Asante Duah Ma'at (born October 20, 2001) known professionally as Asante Blackk, is an American actor. He is best known for his role in the miniseries When They See Us (2019), for which he received a Primetime Emmy Award nomination. He has been a series regular of the television series This Is Us since 2019, for which he was nominated for a Critics' Choice Television Award.

Early life and career 
Blackk began acting as an elementary school student at Judith P. Hoyer Montessori School. His first role was Mowgli in a performance of The Jungle Book. One of his first professional roles was in "How I Learned to Be a Kid" at the Howard Theatre in Washington, after which he got an agent. Blackk originally auditioned for the role of Korey Wise, one of the exonerated members of the Central Park Five, in the dramatized miniseries When They See Us but was instead cast as the 14-year-old Kevin Richardson in the series. The role earned him an Primetime Emmy Award nomination, making him one of the youngest nominees in its history. Since 2019, he has appeared as a series regular in This Is Us.
◆ ◆ ◆ ◆
§ **Written instruction A**:
In the labeled box records, reproduce verbatim the lines starting at the one containing "table-cell: 117.232 [466,202,619,280]" and ending at the one containing "table-cell: 306.505 [189,356,329,434]", both included.

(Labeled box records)
◆ ◆ ◆ ◆
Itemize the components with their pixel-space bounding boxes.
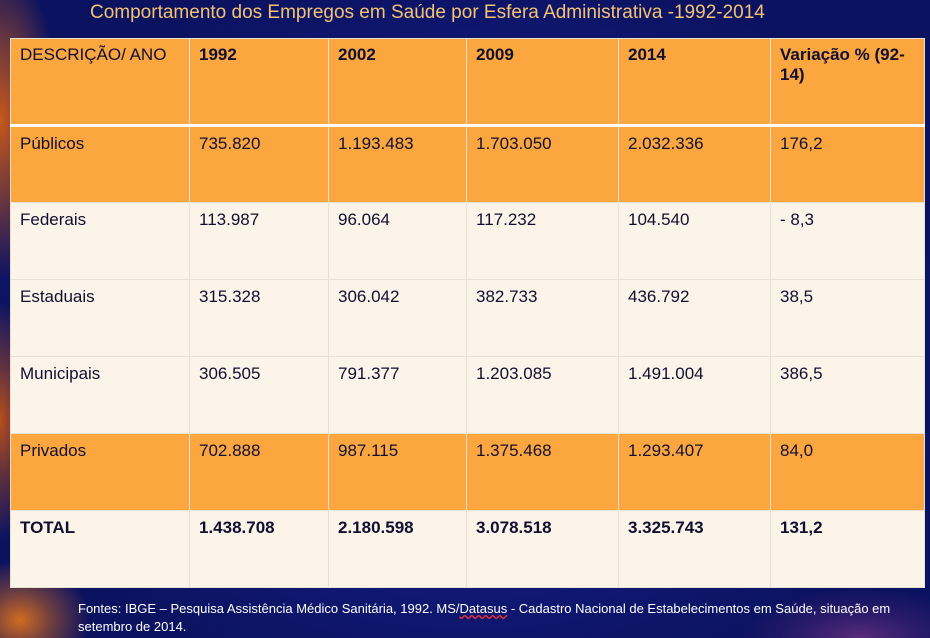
table-cell: 117.232 [466,202,619,280]
table-cell: 386,5 [770,356,925,434]
row-label: Municipais [10,356,190,434]
table-total-row: TOTAL 1.438.708 2.180.598 3.078.518 3.32… [10,510,925,588]
row-label: Privados [10,433,190,511]
row-label: Públicos [10,125,190,203]
row-label: Federais [10,202,190,280]
header-cell-variation: Variação % (92-14) [770,38,925,127]
header-cell-2014: 2014 [618,38,771,127]
table-cell: 306.042 [328,279,467,357]
row-label: TOTAL [10,510,190,588]
footnote-datasus: Datasus [459,601,508,616]
table-header-row: DESCRIÇÃO/ ANO 1992 2002 2009 2014 Varia… [10,38,925,127]
table-cell: 987.115 [328,433,467,511]
table-cell: 436.792 [618,279,771,357]
table-cell: 131,2 [770,510,925,588]
table-cell: 96.064 [328,202,467,280]
table-cell: 3.325.743 [618,510,771,588]
table-cell: 735.820 [189,125,329,203]
table-row: Privados 702.888 987.115 1.375.468 1.293… [10,433,925,511]
table-cell: 38,5 [770,279,925,357]
table-cell: 1.491.004 [618,356,771,434]
table-cell: 1.375.468 [466,433,619,511]
table-cell: 1.203.085 [466,356,619,434]
footnote-text-1: Fontes: IBGE – Pesquisa Assistência Médi… [78,601,460,616]
table-cell: 306.505 [189,356,329,434]
table-cell: 1.438.708 [189,510,329,588]
table-row: Municipais 306.505 791.377 1.203.085 1.4… [10,356,925,434]
table-cell: 791.377 [328,356,467,434]
table-cell: 382.733 [466,279,619,357]
footnote-text-2: - Cadastro Nacional de Estabelecimentos … [78,601,891,634]
employment-table: DESCRIÇÃO/ ANO 1992 2002 2009 2014 Varia… [10,38,925,588]
header-cell-2009: 2009 [466,38,619,127]
table-cell: 315.328 [189,279,329,357]
table-cell: 1.703.050 [466,125,619,203]
table-cell: 1.193.483 [328,125,467,203]
table-cell: 104.540 [618,202,771,280]
header-cell-description: DESCRIÇÃO/ ANO [10,38,190,127]
header-cell-1992: 1992 [189,38,329,127]
table-cell: 2.032.336 [618,125,771,203]
source-footnote: Fontes: IBGE – Pesquisa Assistência Médi… [78,600,918,636]
table-cell: 176,2 [770,125,925,203]
table-cell: - 8,3 [770,202,925,280]
table-cell: 84,0 [770,433,925,511]
table-cell: 113.987 [189,202,329,280]
table-cell: 702.888 [189,433,329,511]
header-cell-2002: 2002 [328,38,467,127]
table-row: Públicos 735.820 1.193.483 1.703.050 2.0… [10,125,925,203]
table-row: Estaduais 315.328 306.042 382.733 436.79… [10,279,925,357]
table-cell: 2.180.598 [328,510,467,588]
page-title: Comportamento dos Empregos em Saúde por … [90,2,765,23]
table-cell: 1.293.407 [618,433,771,511]
row-label: Estaduais [10,279,190,357]
table-cell: 3.078.518 [466,510,619,588]
table-row: Federais 113.987 96.064 117.232 104.540 … [10,202,925,280]
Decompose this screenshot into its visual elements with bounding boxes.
◆ ◆ ◆ ◆
§ **Written instruction B**:
Answer these questions from the Asante Blackk text:
(i) On what date was Asante Blackk born?
(ii) Which character was he cast as in When They See Us?
(iii) What was his first acting role?

§ **Correct response A**:
table-cell: 117.232 [466,202,619,280]
table-cell: 386,5 [770,356,925,434]
row-label: Municipais [10,356,190,434]
table-total-row: TOTAL 1.438.708 2.180.598 3.078.518 3.32… [10,510,925,588]
row-label: Privados [10,433,190,511]
row-label: Públicos [10,125,190,203]
row-label: Federais [10,202,190,280]
header-cell-variation: Variação % (92-14) [770,38,925,127]
header-cell-2014: 2014 [618,38,771,127]
table-cell: 306.042 [328,279,467,357]
row-label: TOTAL [10,510,190,588]
footnote-datasus: Datasus [459,601,508,616]
table-header-row: DESCRIÇÃO/ ANO 1992 2002 2009 2014 Varia… [10,38,925,127]
table-cell: 987.115 [328,433,467,511]
table-cell: 436.792 [618,279,771,357]
table-cell: 131,2 [770,510,925,588]
table-cell: 96.064 [328,202,467,280]
table-cell: 3.325.743 [618,510,771,588]
table-cell: 735.820 [189,125,329,203]
table-row: Privados 702.888 987.115 1.375.468 1.293… [10,433,925,511]
table-cell: 38,5 [770,279,925,357]
table-cell: 1.491.004 [618,356,771,434]
table-cell: 1.375.468 [466,433,619,511]
table-cell: 1.203.085 [466,356,619,434]
footnote-text-1: Fontes: IBGE – Pesquisa Assistência Médi… [78,601,460,616]
table-cell: 306.505 [189,356,329,434]

§ **Correct response B**:
(i) October 20, 2001
(ii) The 14-year-old Kevin Richardson
(iii) Mowgli in a performance of The Jungle Book